(Extracted data entries)
-=-=-
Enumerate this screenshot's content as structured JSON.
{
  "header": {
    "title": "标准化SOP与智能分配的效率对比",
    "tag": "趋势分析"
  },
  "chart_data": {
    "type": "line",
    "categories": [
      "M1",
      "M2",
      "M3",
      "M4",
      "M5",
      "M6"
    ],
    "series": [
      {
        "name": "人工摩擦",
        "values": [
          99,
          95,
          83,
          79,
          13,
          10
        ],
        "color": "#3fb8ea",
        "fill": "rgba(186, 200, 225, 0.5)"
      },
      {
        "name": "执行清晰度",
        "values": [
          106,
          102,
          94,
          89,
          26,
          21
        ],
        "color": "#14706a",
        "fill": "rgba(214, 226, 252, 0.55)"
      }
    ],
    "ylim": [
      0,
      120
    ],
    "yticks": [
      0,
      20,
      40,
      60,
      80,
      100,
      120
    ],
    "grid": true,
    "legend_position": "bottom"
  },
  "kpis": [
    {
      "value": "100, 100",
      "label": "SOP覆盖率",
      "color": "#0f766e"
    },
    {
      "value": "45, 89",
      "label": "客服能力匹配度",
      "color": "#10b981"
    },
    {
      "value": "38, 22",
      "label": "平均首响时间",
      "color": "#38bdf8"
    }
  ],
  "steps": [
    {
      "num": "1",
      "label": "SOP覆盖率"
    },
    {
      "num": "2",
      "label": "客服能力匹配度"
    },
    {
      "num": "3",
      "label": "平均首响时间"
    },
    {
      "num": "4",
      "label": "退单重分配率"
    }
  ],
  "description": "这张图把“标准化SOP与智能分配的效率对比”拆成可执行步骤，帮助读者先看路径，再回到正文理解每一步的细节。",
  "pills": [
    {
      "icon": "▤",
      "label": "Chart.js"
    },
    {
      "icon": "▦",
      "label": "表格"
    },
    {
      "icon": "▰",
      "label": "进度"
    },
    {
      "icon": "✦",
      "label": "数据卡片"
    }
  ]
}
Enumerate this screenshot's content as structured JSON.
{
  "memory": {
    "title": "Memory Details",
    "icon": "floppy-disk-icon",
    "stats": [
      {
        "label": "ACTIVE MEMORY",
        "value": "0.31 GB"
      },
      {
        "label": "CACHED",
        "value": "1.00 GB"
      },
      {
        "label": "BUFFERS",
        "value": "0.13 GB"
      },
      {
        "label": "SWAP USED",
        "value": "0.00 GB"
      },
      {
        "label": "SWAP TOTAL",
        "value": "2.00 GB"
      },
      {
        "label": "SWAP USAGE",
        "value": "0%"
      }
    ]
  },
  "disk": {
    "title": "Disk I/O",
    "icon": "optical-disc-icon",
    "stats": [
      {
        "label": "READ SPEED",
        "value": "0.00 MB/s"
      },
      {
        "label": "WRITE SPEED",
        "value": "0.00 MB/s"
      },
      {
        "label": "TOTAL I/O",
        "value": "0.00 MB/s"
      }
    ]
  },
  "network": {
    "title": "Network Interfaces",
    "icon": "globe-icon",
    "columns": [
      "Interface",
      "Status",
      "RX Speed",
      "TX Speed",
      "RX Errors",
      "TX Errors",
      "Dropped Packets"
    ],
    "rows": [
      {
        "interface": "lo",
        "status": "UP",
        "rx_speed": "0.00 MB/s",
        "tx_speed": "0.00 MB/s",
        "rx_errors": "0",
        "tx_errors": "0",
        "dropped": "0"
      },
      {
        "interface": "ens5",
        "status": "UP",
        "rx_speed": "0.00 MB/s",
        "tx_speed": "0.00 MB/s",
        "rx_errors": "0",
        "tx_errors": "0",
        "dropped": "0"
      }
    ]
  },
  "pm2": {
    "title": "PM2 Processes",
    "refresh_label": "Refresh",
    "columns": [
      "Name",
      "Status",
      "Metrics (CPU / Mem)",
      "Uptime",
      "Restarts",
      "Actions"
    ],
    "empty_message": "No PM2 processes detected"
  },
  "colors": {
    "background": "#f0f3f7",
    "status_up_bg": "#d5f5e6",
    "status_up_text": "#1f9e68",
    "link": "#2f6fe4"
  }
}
-=-=-
* _GIVEN REQUEST_
Each line above is to be repeated exactly.

* _SOLUTION TO THE EXERCISE_
Enumerate this screenshot's content as structured JSON.
{
  "header": {
    "title": "标准化SOP与智能分配的效率对比",
    "tag": "趋势分析"
  },
  "chart_data": {
    "type": "line",
    "categories": [
      "M1",
      "M2",
      "M3",
      "M4",
      "M5",
      "M6"
    ],
    "series": [
      {
        "name": "人工摩擦",
        "values": [
          99,
          95,
          83,
          79,
          13,
          10
        ],
        "color": "#3fb8ea",
        "fill": "rgba(186, 200, 225, 0.5)"
      },
      {
        "name": "执行清晰度",
        "values": [
          106,
          102,
          94,
          89,
          26,
          21
        ],
        "color": "#14706a",
        "fill": "rgba(214, 226, 252, 0.55)"
      }
    ],
    "ylim": [
      0,
      120
    ],
    "yticks": [
      0,
      20,
      40,
      60,
      80,
      100,
      120
    ],
    "grid": true,
    "legend_position": "bottom"
  },
  "kpis": [
    {
      "value": "100, 100",
      "label": "SOP覆盖率",
      "color": "#0f766e"
    },
    {
      "value": "45, 89",
      "label": "客服能力匹配度",
      "color": "#10b981"
    },
    {
      "value": "38, 22",
      "label": "平均首响时间",
      "color": "#38bdf8"
    }
  ],
  "steps": [
    {
      "num": "1",
      "label": "SOP覆盖率"
    },
    {
      "num": "2",
      "label": "客服能力匹配度"
    },
    {
      "num": "3",
      "label": "平均首响时间"
    },
    {
      "num": "4",
      "label": "退单重分配率"
    }
  ],
  "description": "这张图把“标准化SOP与智能分配的效率对比”拆成可执行步骤，帮助读者先看路径，再回到正文理解每一步的细节。",
  "pills": [
    {
      "icon": "▤",
      "label": "Chart.js"
    },
    {
      "icon": "▦",
      "label": "表格"
    },
    {
      "icon": "▰",
      "label": "进度"
    },
    {
      "icon": "✦",
      "label": "数据卡片"
    }
  ]
}
Enumerate this screenshot's content as structured JSON.
{
  "memory": {
    "title": "Memory Details",
    "icon": "floppy-disk-icon",
    "stats": [
      {
        "label": "ACTIVE MEMORY",
        "value": "0.31 GB"
      },
      {
        "label": "CACHED",
        "value": "1.00 GB"
      },
      {
        "label": "BUFFERS",
        "value": "0.13 GB"
      },
      {
        "label": "SWAP USED",
        "value": "0.00 GB"
      },
      {
        "label": "SWAP TOTAL",
        "value": "2.00 GB"
      },
      {
        "label": "SWAP USAGE",
        "value": "0%"
      }
    ]
  },
  "disk": {
    "title": "Disk I/O",
    "icon": "optical-disc-icon",
    "stats": [
      {
        "label": "READ SPEED",
        "value": "0.00 MB/s"
      },
      {
        "label": "WRITE SPEED",
        "value": "0.00 MB/s"
      },
      {
        "label": "TOTAL I/O",
        "value": "0.00 MB/s"
      }
    ]
  },
  "network": {
    "title": "Network Interfaces",
    "icon": "globe-icon",
    "columns": [
      "Interface",
      "Status",
      "RX Speed",
      "TX Speed",
      "RX Errors",
      "TX Errors",
      "Dropped Packets"
    ],
    "rows": [
      {
        "interface": "lo",
        "status": "UP",
        "rx_speed": "0.00 MB/s",
        "tx_speed": "0.00 MB/s",
        "rx_errors": "0",
        "tx_errors": "0",
        "dropped": "0"
      },
      {
        "interface": "ens5",
        "status": "UP",
        "rx_speed": "0.00 MB/s",
        "tx_speed": "0.00 MB/s",
        "rx_errors": "0",
        "tx_errors": "0",
        "dropped": "0"
      }
    ]
  },
  "pm2": {
    "title": "PM2 Processes",
    "refresh_label": "Refresh",
    "columns": [
      "Name",
      "Status",
      "Metrics (CPU / Mem)",
      "Uptime",
      "Restarts",
      "Actions"
    ],
    "empty_message": "No PM2 processes detected"
  },
  "colors": {
    "background": "#f0f3f7",
    "status_up_bg": "#d5f5e6",
    "status_up_text": "#1f9e68",
    "link": "#2f6fe4"
  }
}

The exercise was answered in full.